Element box items:
┌──
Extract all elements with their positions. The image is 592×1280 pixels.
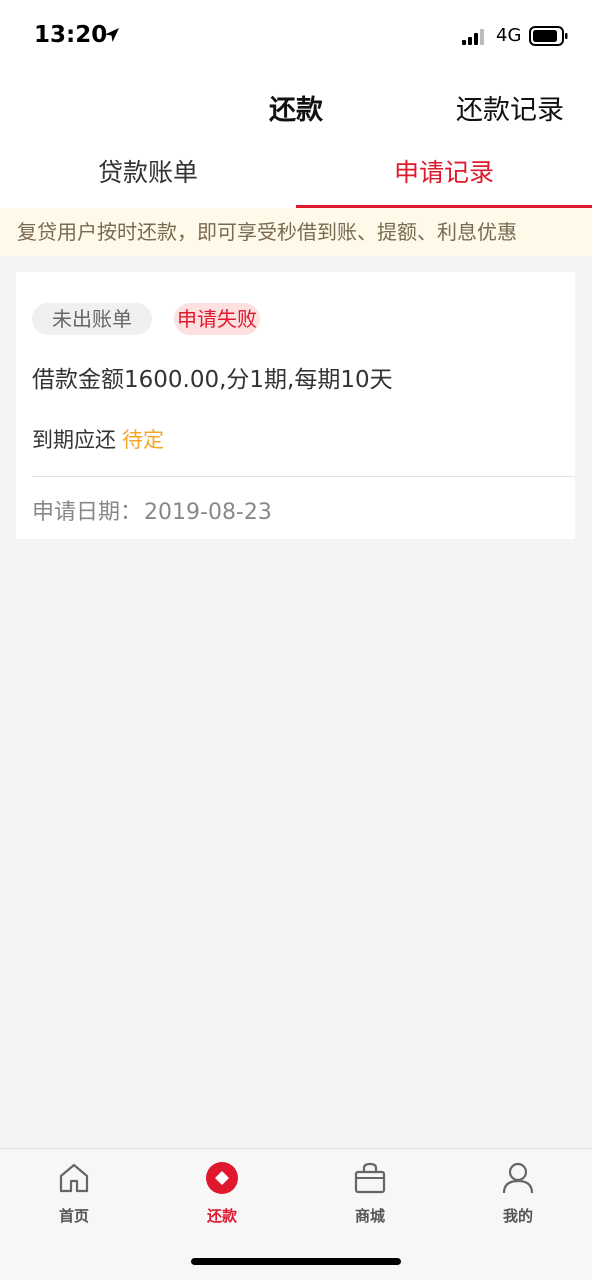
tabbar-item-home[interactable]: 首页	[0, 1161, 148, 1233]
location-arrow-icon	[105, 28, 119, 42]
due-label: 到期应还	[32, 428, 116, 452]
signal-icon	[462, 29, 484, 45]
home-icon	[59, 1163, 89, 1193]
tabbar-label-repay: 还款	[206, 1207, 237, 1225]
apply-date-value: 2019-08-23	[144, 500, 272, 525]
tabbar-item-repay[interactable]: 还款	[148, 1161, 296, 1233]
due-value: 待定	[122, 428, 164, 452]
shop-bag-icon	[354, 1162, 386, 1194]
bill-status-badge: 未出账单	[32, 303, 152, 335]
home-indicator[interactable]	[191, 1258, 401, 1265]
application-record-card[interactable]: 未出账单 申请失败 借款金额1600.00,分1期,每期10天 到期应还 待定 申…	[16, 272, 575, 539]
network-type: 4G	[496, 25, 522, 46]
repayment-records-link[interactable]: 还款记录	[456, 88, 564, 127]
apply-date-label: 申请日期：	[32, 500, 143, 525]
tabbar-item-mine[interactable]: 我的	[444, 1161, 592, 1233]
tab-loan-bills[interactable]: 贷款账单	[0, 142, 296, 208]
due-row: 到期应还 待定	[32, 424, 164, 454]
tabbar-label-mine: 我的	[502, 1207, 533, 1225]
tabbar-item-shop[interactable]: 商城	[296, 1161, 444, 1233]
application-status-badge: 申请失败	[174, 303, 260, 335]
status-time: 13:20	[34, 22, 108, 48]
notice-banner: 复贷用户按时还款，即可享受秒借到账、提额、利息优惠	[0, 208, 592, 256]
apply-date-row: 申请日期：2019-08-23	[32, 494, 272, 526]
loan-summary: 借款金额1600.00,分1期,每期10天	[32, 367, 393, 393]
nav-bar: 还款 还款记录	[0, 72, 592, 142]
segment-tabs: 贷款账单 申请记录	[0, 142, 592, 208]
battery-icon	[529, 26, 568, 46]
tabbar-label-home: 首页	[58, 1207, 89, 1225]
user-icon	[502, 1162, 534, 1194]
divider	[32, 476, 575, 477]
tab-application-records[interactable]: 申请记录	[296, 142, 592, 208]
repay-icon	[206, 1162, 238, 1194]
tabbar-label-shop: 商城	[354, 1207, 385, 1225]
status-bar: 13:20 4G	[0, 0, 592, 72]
└──
WHAT THIS TASK INVOLVES
Repeat the lines of the items above verbatim, beginning with the line that contains "1161, 148, 1233]" and continuing through the final line of the items.

TASK OUTPUT
tabbar-item-home[interactable]: 首页	[0, 1161, 148, 1233]
location-arrow-icon	[105, 28, 119, 42]
due-label: 到期应还	[32, 428, 116, 452]
signal-icon	[462, 29, 484, 45]
home-icon	[59, 1163, 89, 1193]
tabbar-label-repay: 还款	[206, 1207, 237, 1225]
apply-date-value: 2019-08-23	[144, 500, 272, 525]
tabbar-item-repay[interactable]: 还款	[148, 1161, 296, 1233]
due-value: 待定	[122, 428, 164, 452]
shop-bag-icon	[354, 1162, 386, 1194]
bill-status-badge: 未出账单	[32, 303, 152, 335]
home-indicator[interactable]	[191, 1258, 401, 1265]
application-record-card[interactable]: 未出账单 申请失败 借款金额1600.00,分1期,每期10天 到期应还 待定 申…	[16, 272, 575, 539]
network-type: 4G	[496, 25, 522, 46]
repayment-records-link[interactable]: 还款记录	[456, 88, 564, 127]
apply-date-label: 申请日期：	[32, 500, 143, 525]
tabbar-item-mine[interactable]: 我的	[444, 1161, 592, 1233]
tab-loan-bills[interactable]: 贷款账单	[0, 142, 296, 208]
due-row: 到期应还 待定	[32, 424, 164, 454]
tabbar-label-mine: 我的	[502, 1207, 533, 1225]
tabbar-item-shop[interactable]: 商城	[296, 1161, 444, 1233]
application-status-badge: 申请失败	[174, 303, 260, 335]
status-time: 13:20	[34, 22, 108, 48]
notice-banner: 复贷用户按时还款，即可享受秒借到账、提额、利息优惠	[0, 208, 592, 256]
apply-date-row: 申请日期：2019-08-23	[32, 494, 272, 526]
loan-summary: 借款金额1600.00,分1期,每期10天	[32, 367, 393, 393]
nav-bar: 还款 还款记录	[0, 72, 592, 142]
segment-tabs: 贷款账单 申请记录	[0, 142, 592, 208]
battery-icon	[529, 26, 568, 46]
tabbar-label-home: 首页	[58, 1207, 89, 1225]
user-icon	[502, 1162, 534, 1194]
divider	[32, 476, 575, 477]
tab-application-records[interactable]: 申请记录	[296, 142, 592, 208]
repay-icon	[206, 1162, 238, 1194]
tabbar-label-shop: 商城	[354, 1207, 385, 1225]
status-bar: 13:20 4G	[0, 0, 592, 72]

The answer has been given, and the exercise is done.